→ **TASK**
Copy each line of the entries that contains the word "Bernarda".

→ **INFORMATION PROVIDED**
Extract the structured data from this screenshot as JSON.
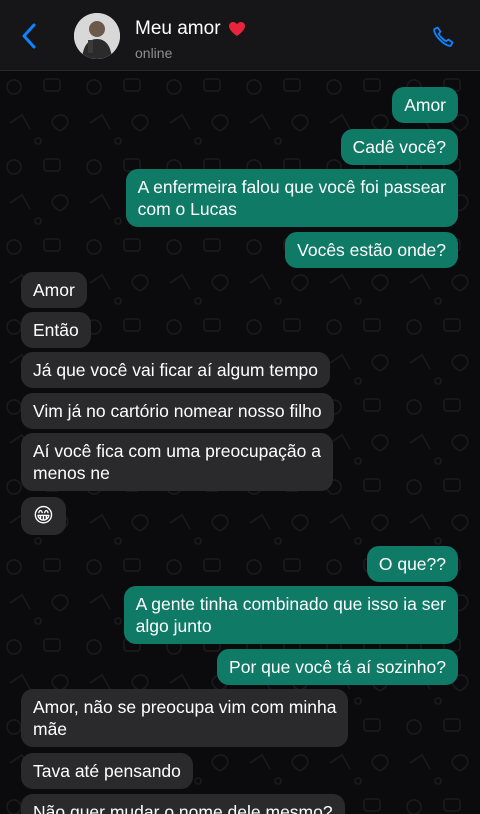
{
  "header": {
    "contact_name": "Meu amor",
    "status": "online",
    "colors": {
      "background": "#161618",
      "icon": "#0a84ff",
      "heart": "#e8243c"
    },
    "icons": {
      "back": "chevron-left-icon",
      "call": "phone-icon",
      "heart": "heart-icon",
      "avatar": "avatar"
    }
  },
  "colors": {
    "outgoing": "#0f7a66",
    "incoming": "#2a2a2c",
    "background": "#0b0b0d"
  },
  "messages": [
    {
      "dir": "out",
      "text": "Amor"
    },
    {
      "dir": "out",
      "text": "Cadê você?"
    },
    {
      "dir": "out",
      "text": "A enfermeira falou que você foi passear\ncom o Lucas"
    },
    {
      "dir": "out",
      "text": "Vocês estão onde?"
    },
    {
      "dir": "in",
      "text": "Amor"
    },
    {
      "dir": "in",
      "text": "Então"
    },
    {
      "dir": "in",
      "text": "Já que você vai ficar aí algum tempo"
    },
    {
      "dir": "in",
      "text": "Vim já no cartório nomear nosso filho"
    },
    {
      "dir": "in",
      "text": "Aí você fica com uma preocupação a\nmenos ne"
    },
    {
      "dir": "in",
      "text": "😁"
    },
    {
      "dir": "out",
      "text": "O que??"
    },
    {
      "dir": "out",
      "text": "A gente tinha combinado que isso ia ser\nalgo junto"
    },
    {
      "dir": "out",
      "text": "Por que você tá aí sozinho?"
    },
    {
      "dir": "in",
      "text": "Amor, não se preocupa vim com minha\nmãe"
    },
    {
      "dir": "in",
      "text": "Tava até pensando"
    },
    {
      "dir": "in",
      "text": "Não quer mudar o nome dele mesmo?"
    }
  ]
}
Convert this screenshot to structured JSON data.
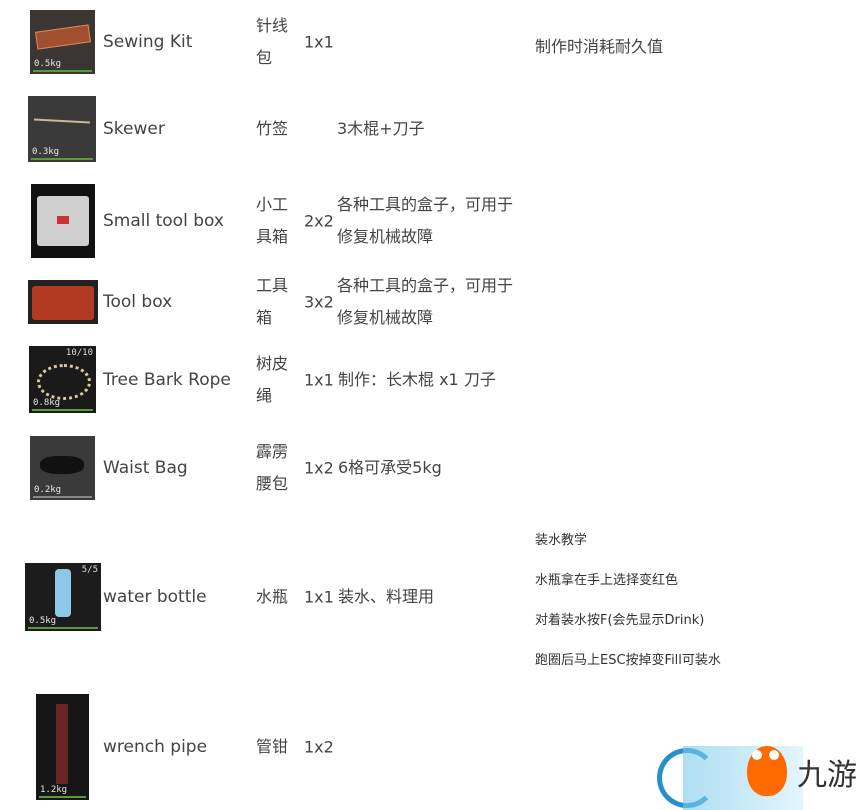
{
  "items": [
    {
      "name": "Sewing Kit",
      "cn": "针线包",
      "size": "1x1",
      "desc": "",
      "note": "制作时消耗耐久值",
      "weight": "0.5kg"
    },
    {
      "name": "Skewer",
      "cn": "竹签",
      "size": "",
      "desc": "3木棍+刀子",
      "weight": "0.3kg"
    },
    {
      "name": "Small tool box",
      "cn": "小工具箱",
      "size": "2x2",
      "desc": "各种工具的盒子，可用于修复机械故障",
      "weight": ""
    },
    {
      "name": "Tool box",
      "cn": "工具箱",
      "size": "3x2",
      "desc": "各种工具的盒子，可用于修复机械故障",
      "weight": ""
    },
    {
      "name": "Tree Bark Rope",
      "cn": "树皮绳",
      "size": "1x1",
      "desc": "制作：长木棍 x1 刀子",
      "weight": "0.8kg",
      "count": "10/10"
    },
    {
      "name": "Waist Bag",
      "cn": "霹雳腰包",
      "size": "1x2",
      "desc": "6格可承受5kg",
      "weight": "0.2kg"
    },
    {
      "name": "water bottle",
      "cn": "水瓶",
      "size": "1x1",
      "desc": "装水、料理用",
      "weight": "0.5kg",
      "count": "5/5",
      "notes": [
        "装水教学",
        "水瓶拿在手上选择变红色",
        "对着装水按F(会先显示Drink)",
        "跑圈后马上ESC按掉变Fill可装水"
      ]
    },
    {
      "name": "wrench pipe",
      "cn": "管钳",
      "size": "1x2",
      "desc": "",
      "weight": "1.2kg"
    }
  ],
  "watermark": {
    "text": "九游",
    "brand_color": "#ff6a00"
  }
}
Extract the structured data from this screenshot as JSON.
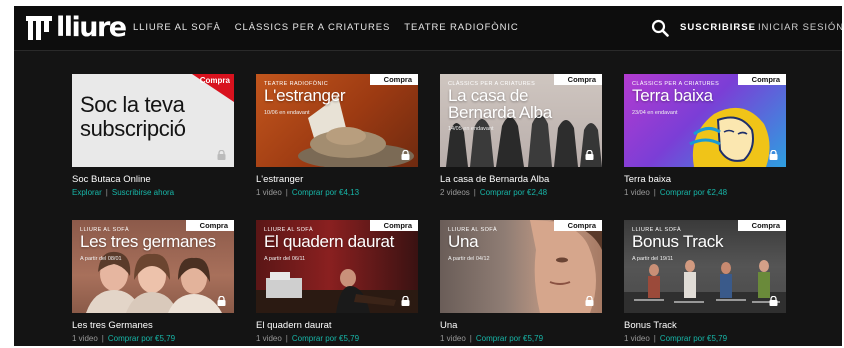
{
  "header": {
    "logo": "lliure",
    "nav": [
      "LLIURE AL SOFÀ",
      "CLÀSSICS PER A CRIATURES",
      "TEATRE RADIOFÒNIC"
    ],
    "subscribe": "SUSCRIBIRSE",
    "login": "INICIAR SESIÓN"
  },
  "cards": [
    {
      "badge": "Compra",
      "category": "",
      "title": "Soc la teva subscripció",
      "date": "",
      "name": "Soc Butaca Online",
      "meta_text": "",
      "link1": "Explorar",
      "link2": "Suscribirse ahora"
    },
    {
      "badge": "Compra",
      "category": "TEATRE RADIOFÒNIC",
      "title": "L'estranger",
      "date": "10/06 en endavant",
      "name": "L'estranger",
      "meta_text": "1 video",
      "link1": "",
      "link2": "Comprar por €4,13"
    },
    {
      "badge": "Compra",
      "category": "CLÀSSICS PER A CRIATURES",
      "title": "La casa de Bernarda Alba",
      "date": "14/05 en endavant",
      "name": "La casa de Bernarda Alba",
      "meta_text": "2 videos",
      "link1": "",
      "link2": "Comprar por €2,48"
    },
    {
      "badge": "Compra",
      "category": "CLÀSSICS PER A CRIATURES",
      "title": "Terra baixa",
      "date": "23/04 en endavant",
      "name": "Terra baixa",
      "meta_text": "1 video",
      "link1": "",
      "link2": "Comprar por €2,48"
    },
    {
      "badge": "Compra",
      "category": "LLIURE AL SOFÀ",
      "title": "Les tres germanes",
      "date": "A partir del 08/01",
      "name": "Les tres Germanes",
      "meta_text": "1 video",
      "link1": "",
      "link2": "Comprar por €5,79"
    },
    {
      "badge": "Compra",
      "category": "LLIURE AL SOFÀ",
      "title": "El quadern daurat",
      "date": "A partir del 06/11",
      "name": "El quadern daurat",
      "meta_text": "1 video",
      "link1": "",
      "link2": "Comprar por €5,79"
    },
    {
      "badge": "Compra",
      "category": "LLIURE AL SOFÀ",
      "title": "Una",
      "date": "A partir del 04/12",
      "name": "Una",
      "meta_text": "1 video",
      "link1": "",
      "link2": "Comprar por €5,79"
    },
    {
      "badge": "Compra",
      "category": "LLIURE AL SOFÀ",
      "title": "Bonus Track",
      "date": "A partir del 19/11",
      "name": "Bonus Track",
      "meta_text": "1 video",
      "link1": "",
      "link2": "Comprar por €5,79"
    }
  ]
}
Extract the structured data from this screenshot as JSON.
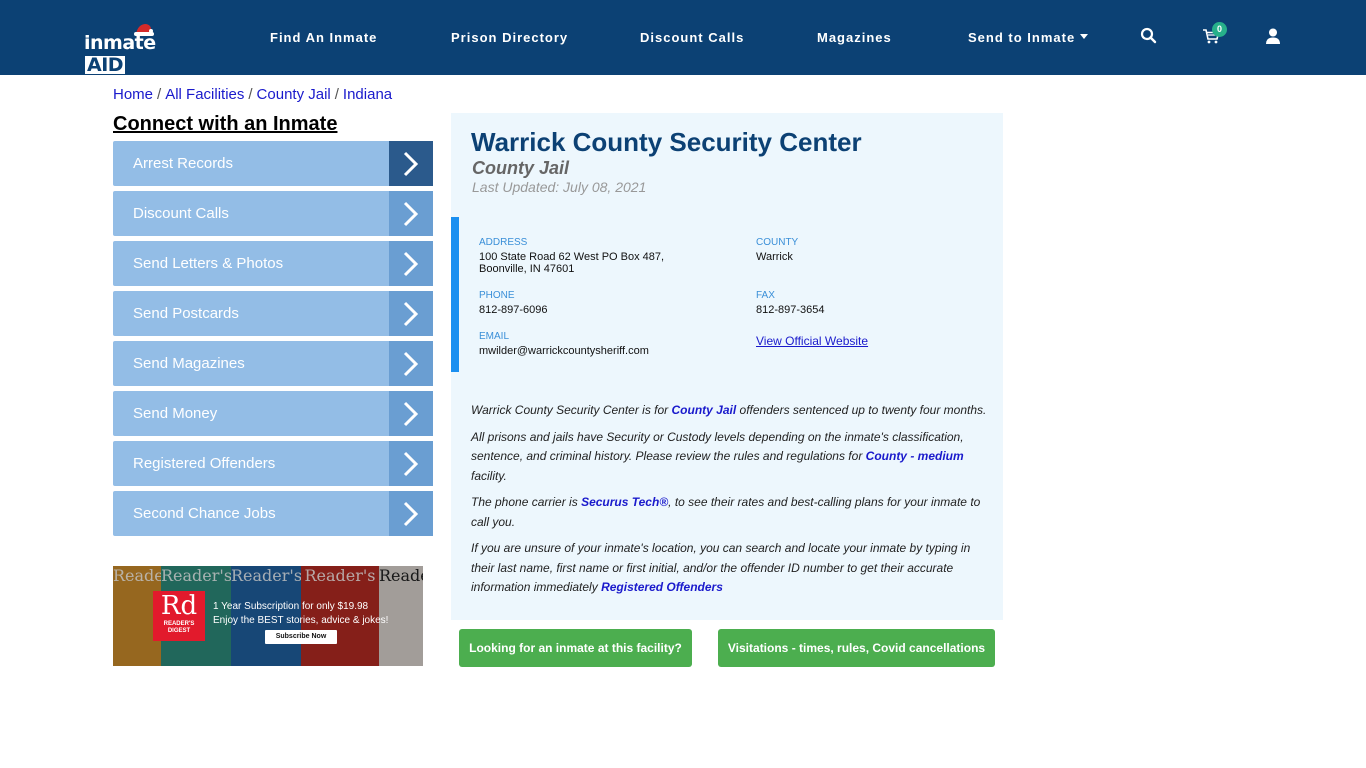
{
  "header": {
    "logo_text": "inmate",
    "logo_accent": "AID",
    "nav": [
      {
        "label": "Find An Inmate"
      },
      {
        "label": "Prison Directory"
      },
      {
        "label": "Discount Calls"
      },
      {
        "label": "Magazines"
      },
      {
        "label": "Send to Inmate",
        "has_dropdown": true
      }
    ],
    "icons": [
      "search-icon",
      "cart-icon",
      "user-icon"
    ],
    "cart_count": "0"
  },
  "breadcrumb": [
    {
      "label": "Home"
    },
    {
      "label": "All Facilities"
    },
    {
      "label": "County Jail"
    },
    {
      "label": "Indiana"
    }
  ],
  "breadcrumb_separator": "/",
  "sidebar": {
    "title": "Connect with an Inmate",
    "items": [
      {
        "label": "Arrest Records"
      },
      {
        "label": "Discount Calls"
      },
      {
        "label": "Send Letters & Photos"
      },
      {
        "label": "Send Postcards"
      },
      {
        "label": "Send Magazines"
      },
      {
        "label": "Send Money"
      },
      {
        "label": "Registered Offenders"
      },
      {
        "label": "Second Chance Jobs"
      }
    ]
  },
  "ad": {
    "brand_short": "Rd",
    "brand_name": "READER'S DIGEST",
    "cover_title": "Reader's",
    "line1": "1 Year Subscription for only $19.98",
    "line2": "Enjoy the BEST stories, advice & jokes!",
    "cta": "Subscribe Now"
  },
  "facility": {
    "name": "Warrick County Security Center",
    "type": "County Jail",
    "last_updated": "Last Updated: July 08, 2021",
    "address_label": "ADDRESS",
    "address_line1": "100 State Road 62 West PO Box 487,",
    "address_line2": "Boonville, IN 47601",
    "county_label": "COUNTY",
    "county": "Warrick",
    "phone_label": "PHONE",
    "phone": "812-897-6096",
    "fax_label": "FAX",
    "fax": "812-897-3654",
    "email_label": "EMAIL",
    "email": "mwilder@warrickcountysheriff.com",
    "website_link": "View Official Website"
  },
  "description": {
    "p1_a": "Warrick County Security Center is for ",
    "p1_link": "County Jail",
    "p1_b": " offenders sentenced up to twenty four months.",
    "p2_a": "All prisons and jails have Security or Custody levels depending on the inmate's classification, sentence, and criminal history. Please review the rules and regulations for ",
    "p2_link": "County - medium",
    "p2_b": " facility.",
    "p3_a": "The phone carrier is ",
    "p3_link": "Securus Tech®",
    "p3_b": ", to see their rates and best-calling plans for your inmate to call you.",
    "p4_a": "If you are unsure of your inmate's location, you can search and locate your inmate by typing in their last name, first name or first initial, and/or the offender ID number to get their accurate information immediately ",
    "p4_link": "Registered Offenders"
  },
  "buttons": {
    "find_inmate": "Looking for an inmate at this facility?",
    "visitations": "Visitations - times, rules, Covid cancellations"
  },
  "colors": {
    "header_bg": "#0c4174",
    "sidebar_item": "#93bde6",
    "sidebar_arrow": "#6a9ed2",
    "sidebar_arrow_active": "#2b5a8c",
    "panel_bg": "#edf7fd",
    "accent_bar": "#1a8ff0",
    "button_green": "#4cae4f",
    "link": "#1a1acc"
  }
}
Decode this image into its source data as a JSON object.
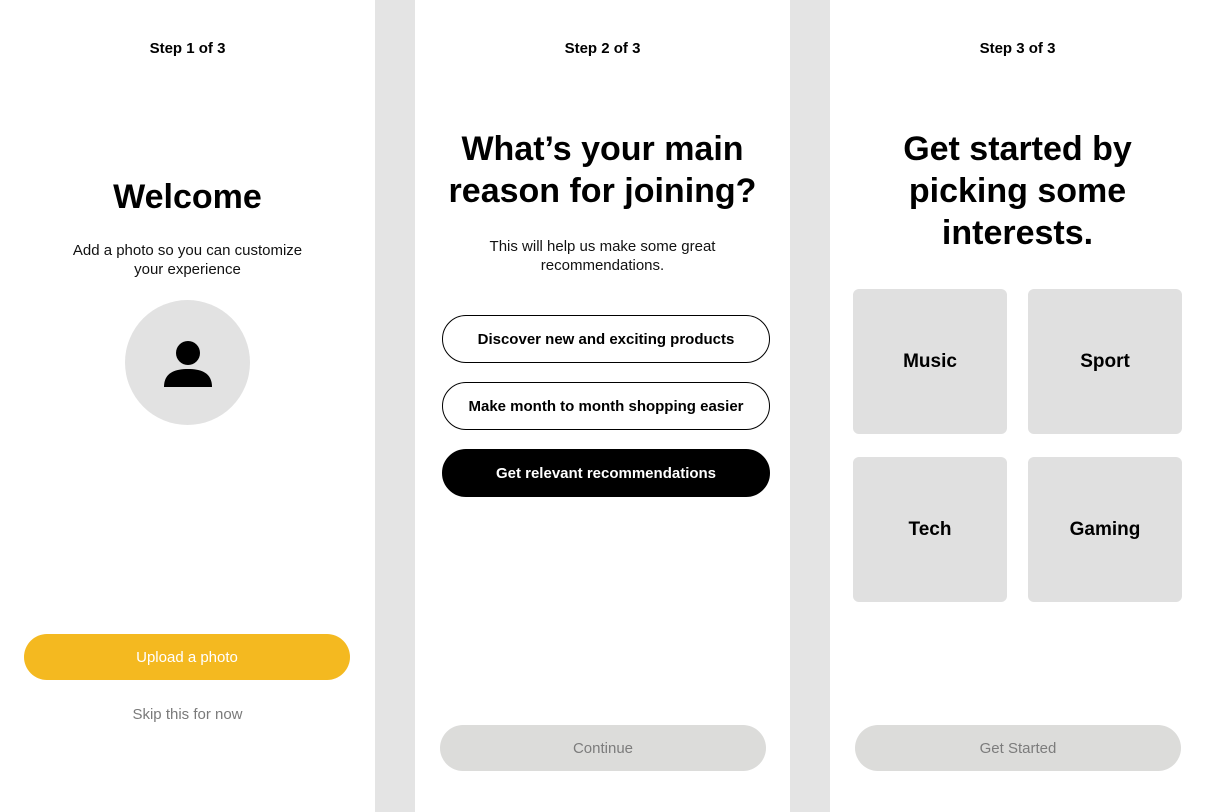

→ **RESULT**
      "title": "La casa de Bernarda Alba",
      "name": "La casa de Bernarda Alba",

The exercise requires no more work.